Report only the number of lines holding "xlabel".

Structured figure records
* * *

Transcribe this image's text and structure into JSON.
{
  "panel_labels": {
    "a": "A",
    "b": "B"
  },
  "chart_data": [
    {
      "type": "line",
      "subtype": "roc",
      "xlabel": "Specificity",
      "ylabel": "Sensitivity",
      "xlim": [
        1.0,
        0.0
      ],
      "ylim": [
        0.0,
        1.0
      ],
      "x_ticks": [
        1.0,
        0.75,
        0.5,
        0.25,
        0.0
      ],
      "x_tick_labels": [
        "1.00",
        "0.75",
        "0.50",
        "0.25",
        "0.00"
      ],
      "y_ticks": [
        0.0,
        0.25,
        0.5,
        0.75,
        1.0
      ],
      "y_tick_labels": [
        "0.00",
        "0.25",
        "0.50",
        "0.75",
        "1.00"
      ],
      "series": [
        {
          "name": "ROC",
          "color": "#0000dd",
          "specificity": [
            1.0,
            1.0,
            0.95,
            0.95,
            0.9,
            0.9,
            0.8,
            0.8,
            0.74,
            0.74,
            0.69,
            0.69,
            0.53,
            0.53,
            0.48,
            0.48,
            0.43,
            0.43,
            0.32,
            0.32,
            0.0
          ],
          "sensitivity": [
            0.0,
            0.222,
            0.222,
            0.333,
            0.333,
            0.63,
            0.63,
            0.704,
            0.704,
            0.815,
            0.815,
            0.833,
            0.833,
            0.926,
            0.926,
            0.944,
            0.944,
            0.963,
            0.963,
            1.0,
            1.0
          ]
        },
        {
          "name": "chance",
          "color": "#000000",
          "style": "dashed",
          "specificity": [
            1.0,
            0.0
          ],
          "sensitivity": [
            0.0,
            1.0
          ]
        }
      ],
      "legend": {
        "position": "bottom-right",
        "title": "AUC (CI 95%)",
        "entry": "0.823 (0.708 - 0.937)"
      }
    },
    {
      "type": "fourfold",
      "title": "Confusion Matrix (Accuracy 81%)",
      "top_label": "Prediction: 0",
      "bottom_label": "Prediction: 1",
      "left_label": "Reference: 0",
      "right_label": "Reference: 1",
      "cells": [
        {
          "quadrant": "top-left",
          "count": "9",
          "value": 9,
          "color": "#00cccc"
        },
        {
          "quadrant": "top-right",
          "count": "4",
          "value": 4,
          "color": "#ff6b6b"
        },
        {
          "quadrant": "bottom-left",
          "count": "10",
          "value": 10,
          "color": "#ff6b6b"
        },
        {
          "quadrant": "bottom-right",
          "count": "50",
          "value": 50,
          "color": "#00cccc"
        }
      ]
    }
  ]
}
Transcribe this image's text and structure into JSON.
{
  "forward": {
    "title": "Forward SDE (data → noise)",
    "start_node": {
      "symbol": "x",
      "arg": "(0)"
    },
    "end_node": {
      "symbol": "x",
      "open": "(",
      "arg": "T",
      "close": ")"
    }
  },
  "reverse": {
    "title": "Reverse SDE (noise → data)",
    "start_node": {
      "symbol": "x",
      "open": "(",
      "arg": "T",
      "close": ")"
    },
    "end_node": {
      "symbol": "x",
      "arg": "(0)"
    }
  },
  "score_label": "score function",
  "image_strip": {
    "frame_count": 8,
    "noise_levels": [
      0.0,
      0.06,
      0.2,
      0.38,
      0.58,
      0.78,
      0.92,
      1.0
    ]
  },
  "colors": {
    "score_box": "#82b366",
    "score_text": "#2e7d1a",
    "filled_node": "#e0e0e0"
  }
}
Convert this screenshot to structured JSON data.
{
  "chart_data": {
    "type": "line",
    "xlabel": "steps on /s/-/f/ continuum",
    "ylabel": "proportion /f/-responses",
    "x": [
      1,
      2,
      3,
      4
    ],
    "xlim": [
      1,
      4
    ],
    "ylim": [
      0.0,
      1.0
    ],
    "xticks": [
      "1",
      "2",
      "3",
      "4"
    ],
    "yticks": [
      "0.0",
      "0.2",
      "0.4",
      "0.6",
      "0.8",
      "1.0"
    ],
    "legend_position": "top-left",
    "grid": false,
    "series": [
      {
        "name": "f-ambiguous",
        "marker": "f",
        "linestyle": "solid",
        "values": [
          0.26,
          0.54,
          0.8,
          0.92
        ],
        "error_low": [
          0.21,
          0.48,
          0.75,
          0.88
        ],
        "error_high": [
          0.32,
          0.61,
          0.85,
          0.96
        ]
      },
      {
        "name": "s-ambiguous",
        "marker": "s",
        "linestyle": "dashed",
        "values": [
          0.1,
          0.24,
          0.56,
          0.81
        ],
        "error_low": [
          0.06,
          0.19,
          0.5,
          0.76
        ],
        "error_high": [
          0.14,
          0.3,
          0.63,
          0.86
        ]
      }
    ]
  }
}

* * *

Exercise result: 2